_Working data_

>>>

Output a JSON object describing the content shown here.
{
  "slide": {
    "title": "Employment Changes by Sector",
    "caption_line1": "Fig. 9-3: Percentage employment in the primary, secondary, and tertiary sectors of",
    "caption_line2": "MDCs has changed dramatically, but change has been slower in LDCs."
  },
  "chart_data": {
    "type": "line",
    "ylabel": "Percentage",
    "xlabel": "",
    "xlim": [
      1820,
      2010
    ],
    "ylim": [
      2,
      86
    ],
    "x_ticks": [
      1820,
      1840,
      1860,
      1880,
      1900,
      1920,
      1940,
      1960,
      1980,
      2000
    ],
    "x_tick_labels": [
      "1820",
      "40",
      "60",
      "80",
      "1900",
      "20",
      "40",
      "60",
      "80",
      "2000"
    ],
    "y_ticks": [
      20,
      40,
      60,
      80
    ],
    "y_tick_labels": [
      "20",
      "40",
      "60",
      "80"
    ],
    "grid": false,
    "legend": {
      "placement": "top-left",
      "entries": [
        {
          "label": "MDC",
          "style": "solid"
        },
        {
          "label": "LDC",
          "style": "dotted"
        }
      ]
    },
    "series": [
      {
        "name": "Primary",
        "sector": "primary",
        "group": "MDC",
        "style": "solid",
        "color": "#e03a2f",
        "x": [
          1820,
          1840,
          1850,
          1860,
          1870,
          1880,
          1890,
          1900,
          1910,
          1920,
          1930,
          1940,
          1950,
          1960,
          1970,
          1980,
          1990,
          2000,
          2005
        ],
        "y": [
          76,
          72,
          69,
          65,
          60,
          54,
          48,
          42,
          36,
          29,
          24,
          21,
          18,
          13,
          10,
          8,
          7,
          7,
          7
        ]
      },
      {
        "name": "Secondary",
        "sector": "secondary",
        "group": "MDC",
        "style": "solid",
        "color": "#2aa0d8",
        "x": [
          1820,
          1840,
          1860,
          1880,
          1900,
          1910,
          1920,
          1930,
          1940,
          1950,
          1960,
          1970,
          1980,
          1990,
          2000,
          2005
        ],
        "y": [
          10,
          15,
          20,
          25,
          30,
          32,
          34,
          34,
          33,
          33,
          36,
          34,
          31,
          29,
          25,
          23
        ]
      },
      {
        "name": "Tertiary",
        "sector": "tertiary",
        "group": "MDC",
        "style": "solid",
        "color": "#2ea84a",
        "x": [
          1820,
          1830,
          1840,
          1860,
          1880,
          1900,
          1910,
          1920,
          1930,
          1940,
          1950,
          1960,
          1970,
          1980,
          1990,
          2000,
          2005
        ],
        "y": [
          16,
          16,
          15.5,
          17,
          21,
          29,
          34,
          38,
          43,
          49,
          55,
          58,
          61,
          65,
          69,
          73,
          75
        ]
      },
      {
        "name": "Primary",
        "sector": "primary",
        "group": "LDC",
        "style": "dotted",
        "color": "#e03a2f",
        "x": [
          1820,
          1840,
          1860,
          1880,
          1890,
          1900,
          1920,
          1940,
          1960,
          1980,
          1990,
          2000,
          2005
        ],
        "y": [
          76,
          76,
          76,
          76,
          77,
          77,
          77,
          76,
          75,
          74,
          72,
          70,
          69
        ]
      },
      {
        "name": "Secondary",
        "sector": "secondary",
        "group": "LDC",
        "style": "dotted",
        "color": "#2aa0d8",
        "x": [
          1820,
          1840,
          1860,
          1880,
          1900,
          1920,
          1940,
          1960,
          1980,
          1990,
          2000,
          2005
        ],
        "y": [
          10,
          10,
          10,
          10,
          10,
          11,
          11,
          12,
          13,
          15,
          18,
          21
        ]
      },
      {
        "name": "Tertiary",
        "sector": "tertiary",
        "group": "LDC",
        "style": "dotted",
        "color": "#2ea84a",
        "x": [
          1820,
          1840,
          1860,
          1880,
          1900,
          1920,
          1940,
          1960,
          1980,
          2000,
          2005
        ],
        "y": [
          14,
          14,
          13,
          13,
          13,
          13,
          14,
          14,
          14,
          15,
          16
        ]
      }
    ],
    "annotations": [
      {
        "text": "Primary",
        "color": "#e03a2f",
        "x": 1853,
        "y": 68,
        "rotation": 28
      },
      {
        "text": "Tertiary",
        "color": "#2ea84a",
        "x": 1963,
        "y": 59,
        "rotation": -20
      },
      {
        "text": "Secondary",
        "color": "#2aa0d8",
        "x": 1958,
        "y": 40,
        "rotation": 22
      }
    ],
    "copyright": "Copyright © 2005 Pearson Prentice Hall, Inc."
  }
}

<<<

Extract the whole listing, character for character.

Output a JSON object describing the content shown here.
{
  "slide": {
    "title": "Employment Changes by Sector",
    "caption_line1": "Fig. 9-3: Percentage employment in the primary, secondary, and tertiary sectors of",
    "caption_line2": "MDCs has changed dramatically, but change has been slower in LDCs."
  },
  "chart_data": {
    "type": "line",
    "ylabel": "Percentage",
    "xlabel": "",
    "xlim": [
      1820,
      2010
    ],
    "ylim": [
      2,
      86
    ],
    "x_ticks": [
      1820,
      1840,
      1860,
      1880,
      1900,
      1920,
      1940,
      1960,
      1980,
      2000
    ],
    "x_tick_labels": [
      "1820",
      "40",
      "60",
      "80",
      "1900",
      "20",
      "40",
      "60",
      "80",
      "2000"
    ],
    "y_ticks": [
      20,
      40,
      60,
      80
    ],
    "y_tick_labels": [
      "20",
      "40",
      "60",
      "80"
    ],
    "grid": false,
    "legend": {
      "placement": "top-left",
      "entries": [
        {
          "label": "MDC",
          "style": "solid"
        },
        {
          "label": "LDC",
          "style": "dotted"
        }
      ]
    },
    "series": [
      {
        "name": "Primary",
        "sector": "primary",
        "group": "MDC",
        "style": "solid",
        "color": "#e03a2f",
        "x": [
          1820,
          1840,
          1850,
          1860,
          1870,
          1880,
          1890,
          1900,
          1910,
          1920,
          1930,
          1940,
          1950,
          1960,
          1970,
          1980,
          1990,
          2000,
          2005
        ],
        "y": [
          76,
          72,
          69,
          65,
          60,
          54,
          48,
          42,
          36,
          29,
          24,
          21,
          18,
          13,
          10,
          8,
          7,
          7,
          7
        ]
      },
      {
        "name": "Secondary",
        "sector": "secondary",
        "group": "MDC",
        "style": "solid",
        "color": "#2aa0d8",
        "x": [
          1820,
          1840,
          1860,
          1880,
          1900,
          1910,
          1920,
          1930,
          1940,
          1950,
          1960,
          1970,
          1980,
          1990,
          2000,
          2005
        ],
        "y": [
          10,
          15,
          20,
          25,
          30,
          32,
          34,
          34,
          33,
          33,
          36,
          34,
          31,
          29,
          25,
          23
        ]
      },
      {
        "name": "Tertiary",
        "sector": "tertiary",
        "group": "MDC",
        "style": "solid",
        "color": "#2ea84a",
        "x": [
          1820,
          1830,
          1840,
          1860,
          1880,
          1900,
          1910,
          1920,
          1930,
          1940,
          1950,
          1960,
          1970,
          1980,
          1990,
          2000,
          2005
        ],
        "y": [
          16,
          16,
          15.5,
          17,
          21,
          29,
          34,
          38,
          43,
          49,
          55,
          58,
          61,
          65,
          69,
          73,
          75
        ]
      },
      {
        "name": "Primary",
        "sector": "primary",
        "group": "LDC",
        "style": "dotted",
        "color": "#e03a2f",
        "x": [
          1820,
          1840,
          1860,
          1880,
          1890,
          1900,
          1920,
          1940,
          1960,
          1980,
          1990,
          2000,
          2005
        ],
        "y": [
          76,
          76,
          76,
          76,
          77,
          77,
          77,
          76,
          75,
          74,
          72,
          70,
          69
        ]
      },
      {
        "name": "Secondary",
        "sector": "secondary",
        "group": "LDC",
        "style": "dotted",
        "color": "#2aa0d8",
        "x": [
          1820,
          1840,
          1860,
          1880,
          1900,
          1920,
          1940,
          1960,
          1980,
          1990,
          2000,
          2005
        ],
        "y": [
          10,
          10,
          10,
          10,
          10,
          11,
          11,
          12,
          13,
          15,
          18,
          21
        ]
      },
      {
        "name": "Tertiary",
        "sector": "tertiary",
        "group": "LDC",
        "style": "dotted",
        "color": "#2ea84a",
        "x": [
          1820,
          1840,
          1860,
          1880,
          1900,
          1920,
          1940,
          1960,
          1980,
          2000,
          2005
        ],
        "y": [
          14,
          14,
          13,
          13,
          13,
          13,
          14,
          14,
          14,
          15,
          16
        ]
      }
    ],
    "annotations": [
      {
        "text": "Primary",
        "color": "#e03a2f",
        "x": 1853,
        "y": 68,
        "rotation": 28
      },
      {
        "text": "Tertiary",
        "color": "#2ea84a",
        "x": 1963,
        "y": 59,
        "rotation": -20
      },
      {
        "text": "Secondary",
        "color": "#2aa0d8",
        "x": 1958,
        "y": 40,
        "rotation": 22
      }
    ],
    "copyright": "Copyright © 2005 Pearson Prentice Hall, Inc."
  }
}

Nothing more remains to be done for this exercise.